▶ [REQUIREMENT]
Only the pictures are left out: repeat the rest of the entries exactly.

▶ [DATA RECORDS]
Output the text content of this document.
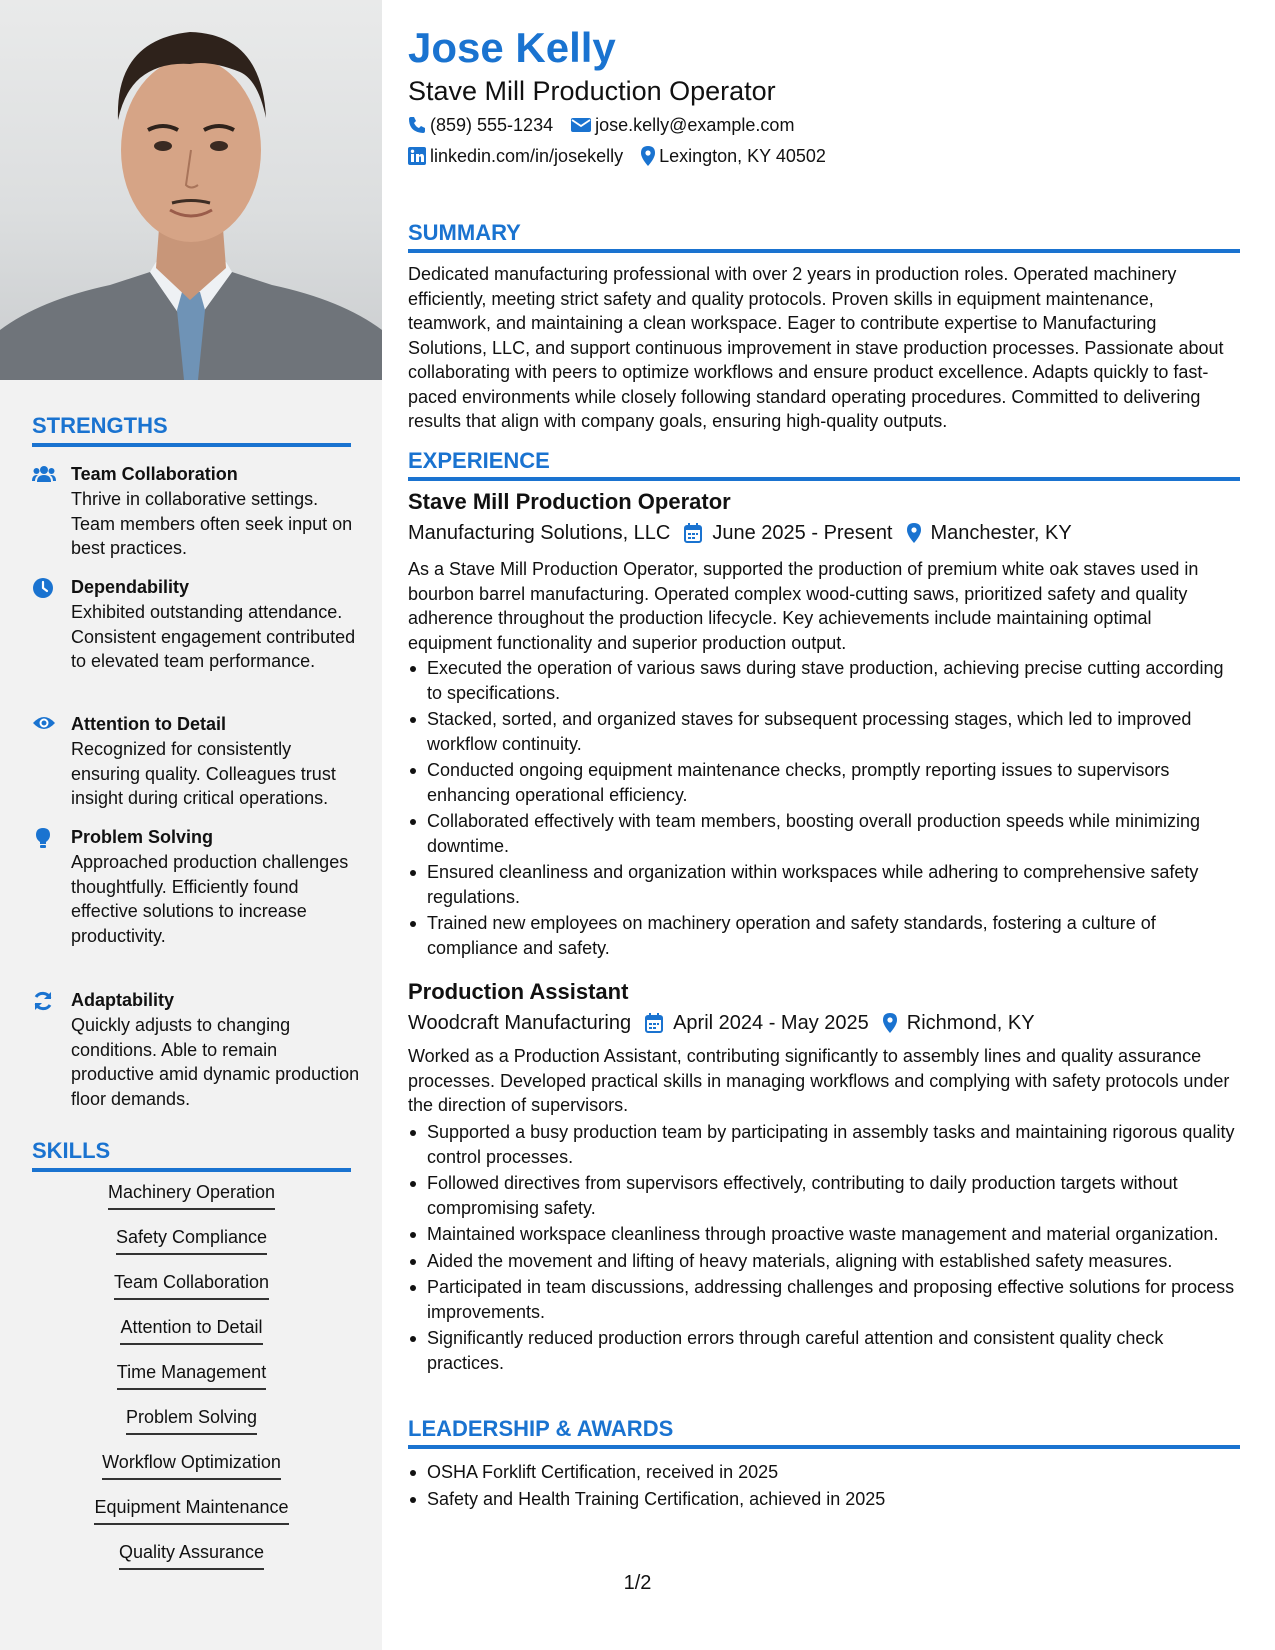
STRENGTHS
Team Collaboration
Thrive in collaborative settings. Team members often seek input on best practices.
Dependability
Exhibited outstanding attendance. Consistent engagement contributed to elevated team performance.
Attention to Detail
Recognized for consistently ensuring quality. Colleagues trust insight during critical operations.
Problem Solving
Approached production challenges thoughtfully. Efficiently found effective solutions to increase productivity.
Adaptability
Quickly adjusts to changing conditions. Able to remain productive amid dynamic production floor demands.
SKILLS
Machinery Operation
Safety Compliance
Team Collaboration
Attention to Detail
Time Management
Problem Solving
Workflow Optimization
Equipment Maintenance
Quality Assurance
Jose Kelly
Stave Mill Production Operator
(859) 555-1234 jose.kelly@example.com
linkedin.com/in/josekelly Lexington, KY 40502
SUMMARY
Dedicated manufacturing professional with over 2 years in production roles. Operated machinery efficiently, meeting strict safety and quality protocols. Proven skills in equipment maintenance, teamwork, and maintaining a clean workspace. Eager to contribute expertise to Manufacturing Solutions, LLC, and support continuous improvement in stave production processes. Passionate about collaborating with peers to optimize workflows and ensure product excellence. Adapts quickly to fast-paced environments while closely following standard operating procedures. Committed to delivering results that align with company goals, ensuring high-quality outputs.
EXPERIENCE
Stave Mill Production Operator
Manufacturing Solutions, LLC June 2025 - Present Manchester, KY
As a Stave Mill Production Operator, supported the production of premium white oak staves used in bourbon barrel manufacturing. Operated complex wood-cutting saws, prioritized safety and quality adherence throughout the production lifecycle. Key achievements include maintaining optimal equipment functionality and superior production output.
Executed the operation of various saws during stave production, achieving precise cutting according to specifications.
Stacked, sorted, and organized staves for subsequent processing stages, which led to improved workflow continuity.
Conducted ongoing equipment maintenance checks, promptly reporting issues to supervisors enhancing operational efficiency.
Collaborated effectively with team members, boosting overall production speeds while minimizing downtime.
Ensured cleanliness and organization within workspaces while adhering to comprehensive safety regulations.
Trained new employees on machinery operation and safety standards, fostering a culture of compliance and safety.
Production Assistant
Woodcraft Manufacturing April 2024 - May 2025 Richmond, KY
Worked as a Production Assistant, contributing significantly to assembly lines and quality assurance processes. Developed practical skills in managing workflows and complying with safety protocols under the direction of supervisors.
Supported a busy production team by participating in assembly tasks and maintaining rigorous quality control processes.
Followed directives from supervisors effectively, contributing to daily production targets without compromising safety.
Maintained workspace cleanliness through proactive waste management and material organization.
Aided the movement and lifting of heavy materials, aligning with established safety measures.
Participated in team discussions, addressing challenges and proposing effective solutions for process improvements.
Significantly reduced production errors through careful attention and consistent quality check practices.
LEADERSHIP & AWARDS
OSHA Forklift Certification, received in 2025
Safety and Health Training Certification, achieved in 2025
1/2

▶ [TASK SOLUTION]
Output the text content of this document.
STRENGTHS
Team Collaboration
Thrive in collaborative settings. Team members often seek input on best practices.
Dependability
Exhibited outstanding attendance. Consistent engagement contributed to elevated team performance.
Attention to Detail
Recognized for consistently ensuring quality. Colleagues trust insight during critical operations.
Problem Solving
Approached production challenges thoughtfully. Efficiently found effective solutions to increase productivity.
Adaptability
Quickly adjusts to changing conditions. Able to remain productive amid dynamic production floor demands.
SKILLS
Machinery Operation
Safety Compliance
Team Collaboration
Attention to Detail
Time Management
Problem Solving
Workflow Optimization
Equipment Maintenance
Quality Assurance
Jose Kelly
Stave Mill Production Operator
(859) 555-1234 jose.kelly@example.com
linkedin.com/in/josekelly Lexington, KY 40502
SUMMARY
Dedicated manufacturing professional with over 2 years in production roles. Operated machinery efficiently, meeting strict safety and quality protocols. Proven skills in equipment maintenance, teamwork, and maintaining a clean workspace. Eager to contribute expertise to Manufacturing Solutions, LLC, and support continuous improvement in stave production processes. Passionate about collaborating with peers to optimize workflows and ensure product excellence. Adapts quickly to fast-paced environments while closely following standard operating procedures. Committed to delivering results that align with company goals, ensuring high-quality outputs.
EXPERIENCE
Stave Mill Production Operator
Manufacturing Solutions, LLC June 2025 - Present Manchester, KY
As a Stave Mill Production Operator, supported the production of premium white oak staves used in bourbon barrel manufacturing. Operated complex wood-cutting saws, prioritized safety and quality adherence throughout the production lifecycle. Key achievements include maintaining optimal equipment functionality and superior production output.
Executed the operation of various saws during stave production, achieving precise cutting according to specifications.
Stacked, sorted, and organized staves for subsequent processing stages, which led to improved workflow continuity.
Conducted ongoing equipment maintenance checks, promptly reporting issues to supervisors enhancing operational efficiency.
Collaborated effectively with team members, boosting overall production speeds while minimizing downtime.
Ensured cleanliness and organization within workspaces while adhering to comprehensive safety regulations.
Trained new employees on machinery operation and safety standards, fostering a culture of compliance and safety.
Production Assistant
Woodcraft Manufacturing April 2024 - May 2025 Richmond, KY
Worked as a Production Assistant, contributing significantly to assembly lines and quality assurance processes. Developed practical skills in managing workflows and complying with safety protocols under the direction of supervisors.
Supported a busy production team by participating in assembly tasks and maintaining rigorous quality control processes.
Followed directives from supervisors effectively, contributing to daily production targets without compromising safety.
Maintained workspace cleanliness through proactive waste management and material organization.
Aided the movement and lifting of heavy materials, aligning with established safety measures.
Participated in team discussions, addressing challenges and proposing effective solutions for process improvements.
Significantly reduced production errors through careful attention and consistent quality check practices.
LEADERSHIP & AWARDS
OSHA Forklift Certification, received in 2025
Safety and Health Training Certification, achieved in 2025
1/2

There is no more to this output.